§ Data
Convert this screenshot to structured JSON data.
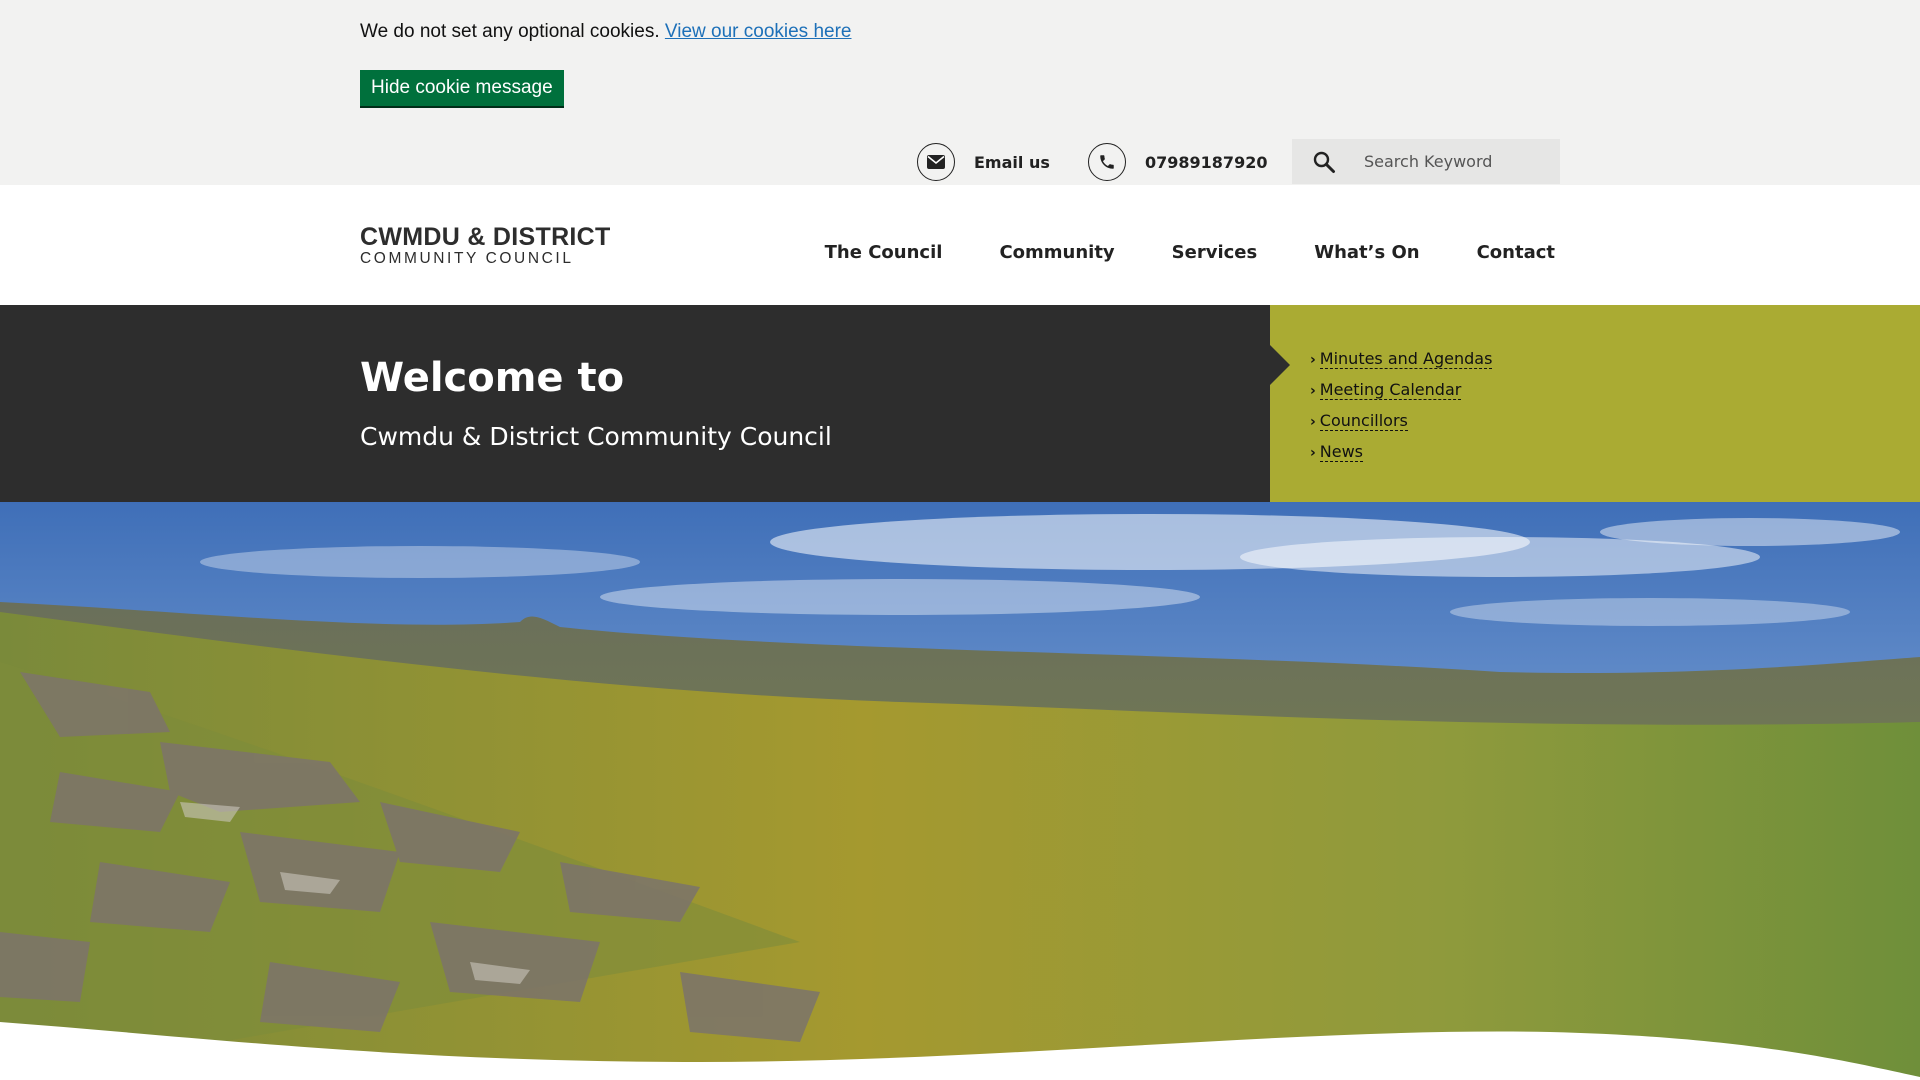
{
  "cookie": {
    "message": "We do not set any optional cookies. ",
    "link": "View our cookies here",
    "hide_button": "Hide cookie message"
  },
  "utility": {
    "email_icon": "envelope-icon",
    "email_label": "Email us",
    "phone_icon": "phone-icon",
    "phone_number": "07989187920",
    "search_icon": "search-icon",
    "search_placeholder": "Search Keyword"
  },
  "logo": {
    "line1": "CWMDU & DISTRICT",
    "line2": "COMMUNITY COUNCIL"
  },
  "nav": {
    "items": [
      "The Council",
      "Community",
      "Services",
      "What’s On",
      "Contact"
    ]
  },
  "welcome": {
    "title": "Welcome to",
    "subtitle": "Cwmdu & District Community Council"
  },
  "quick_links": {
    "items": [
      "Minutes and Agendas",
      "Meeting Calendar",
      "Councillors",
      "News"
    ]
  },
  "colors": {
    "accent_green": "#00703c",
    "olive": "#aaab33",
    "dark": "#2d2d2d",
    "link_blue": "#1d70b8"
  }
}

§ Problem description
Each record above is to be restated exactly, with its pictures removed from the copy.

§ Solution to this task
Convert this screenshot to structured JSON data.
{
  "cookie": {
    "message": "We do not set any optional cookies. ",
    "link": "View our cookies here",
    "hide_button": "Hide cookie message"
  },
  "utility": {
    "email_icon": "envelope-icon",
    "email_label": "Email us",
    "phone_icon": "phone-icon",
    "phone_number": "07989187920",
    "search_icon": "search-icon",
    "search_placeholder": "Search Keyword"
  },
  "logo": {
    "line1": "CWMDU & DISTRICT",
    "line2": "COMMUNITY COUNCIL"
  },
  "nav": {
    "items": [
      "The Council",
      "Community",
      "Services",
      "What’s On",
      "Contact"
    ]
  },
  "welcome": {
    "title": "Welcome to",
    "subtitle": "Cwmdu & District Community Council"
  },
  "quick_links": {
    "items": [
      "Minutes and Agendas",
      "Meeting Calendar",
      "Councillors",
      "News"
    ]
  },
  "colors": {
    "accent_green": "#00703c",
    "olive": "#aaab33",
    "dark": "#2d2d2d",
    "link_blue": "#1d70b8"
  }
}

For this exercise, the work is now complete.